**Records to process**:
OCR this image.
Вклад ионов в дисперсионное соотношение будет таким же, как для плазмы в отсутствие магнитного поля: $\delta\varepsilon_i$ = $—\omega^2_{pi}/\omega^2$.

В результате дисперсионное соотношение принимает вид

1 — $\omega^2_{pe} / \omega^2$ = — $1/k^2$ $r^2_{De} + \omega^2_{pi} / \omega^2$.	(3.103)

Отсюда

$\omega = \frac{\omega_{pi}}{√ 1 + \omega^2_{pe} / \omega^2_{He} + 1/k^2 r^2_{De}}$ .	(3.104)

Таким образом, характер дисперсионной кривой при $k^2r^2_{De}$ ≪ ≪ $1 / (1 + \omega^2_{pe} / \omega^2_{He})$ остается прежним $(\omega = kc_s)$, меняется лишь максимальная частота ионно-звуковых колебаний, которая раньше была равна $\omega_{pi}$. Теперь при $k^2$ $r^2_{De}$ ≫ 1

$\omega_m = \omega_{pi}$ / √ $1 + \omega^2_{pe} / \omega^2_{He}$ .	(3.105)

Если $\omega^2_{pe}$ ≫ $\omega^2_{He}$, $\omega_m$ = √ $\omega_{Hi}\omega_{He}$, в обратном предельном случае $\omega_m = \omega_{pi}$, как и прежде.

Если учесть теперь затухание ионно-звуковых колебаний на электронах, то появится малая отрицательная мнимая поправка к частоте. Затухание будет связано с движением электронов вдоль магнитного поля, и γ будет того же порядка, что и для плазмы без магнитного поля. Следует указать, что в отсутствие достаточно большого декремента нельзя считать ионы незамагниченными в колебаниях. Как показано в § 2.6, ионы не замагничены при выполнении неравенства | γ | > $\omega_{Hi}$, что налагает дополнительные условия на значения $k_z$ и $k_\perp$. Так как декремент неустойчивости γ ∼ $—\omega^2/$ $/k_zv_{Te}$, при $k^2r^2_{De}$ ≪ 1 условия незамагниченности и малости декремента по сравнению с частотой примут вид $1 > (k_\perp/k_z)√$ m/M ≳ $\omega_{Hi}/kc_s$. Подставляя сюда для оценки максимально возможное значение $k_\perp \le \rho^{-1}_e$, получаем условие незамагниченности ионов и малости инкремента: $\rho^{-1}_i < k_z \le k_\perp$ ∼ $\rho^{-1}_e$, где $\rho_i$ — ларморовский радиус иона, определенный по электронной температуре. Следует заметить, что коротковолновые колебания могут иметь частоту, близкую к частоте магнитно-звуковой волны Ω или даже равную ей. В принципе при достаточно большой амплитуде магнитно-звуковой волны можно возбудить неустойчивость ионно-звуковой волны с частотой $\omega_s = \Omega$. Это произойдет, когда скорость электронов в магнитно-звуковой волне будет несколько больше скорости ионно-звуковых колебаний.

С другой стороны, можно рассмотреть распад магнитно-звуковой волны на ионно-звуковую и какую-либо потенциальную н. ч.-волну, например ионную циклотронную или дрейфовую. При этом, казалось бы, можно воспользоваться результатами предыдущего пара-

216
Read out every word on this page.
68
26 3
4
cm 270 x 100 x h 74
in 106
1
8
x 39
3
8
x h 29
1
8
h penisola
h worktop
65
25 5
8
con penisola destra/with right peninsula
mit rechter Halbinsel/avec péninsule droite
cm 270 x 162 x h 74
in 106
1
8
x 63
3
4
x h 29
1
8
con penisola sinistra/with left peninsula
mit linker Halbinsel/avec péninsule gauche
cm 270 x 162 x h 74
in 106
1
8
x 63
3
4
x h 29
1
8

**Task to complete**: The line containing "Read out every word on this page." and every line after it, through the end of the records, should be repeated exactly and alone.

**Output of the exercise**:
Read out every word on this page.
68
26 3
4
cm 270 x 100 x h 74
in 106
1
8
x 39
3
8
x h 29
1
8
h penisola
h worktop
65
25 5
8
con penisola destra/with right peninsula
mit rechter Halbinsel/avec péninsule droite
cm 270 x 162 x h 74
in 106
1
8
x 63
3
4
x h 29
1
8
con penisola sinistra/with left peninsula
mit linker Halbinsel/avec péninsule gauche
cm 270 x 162 x h 74
in 106
1
8
x 63
3
4
x h 29
1
8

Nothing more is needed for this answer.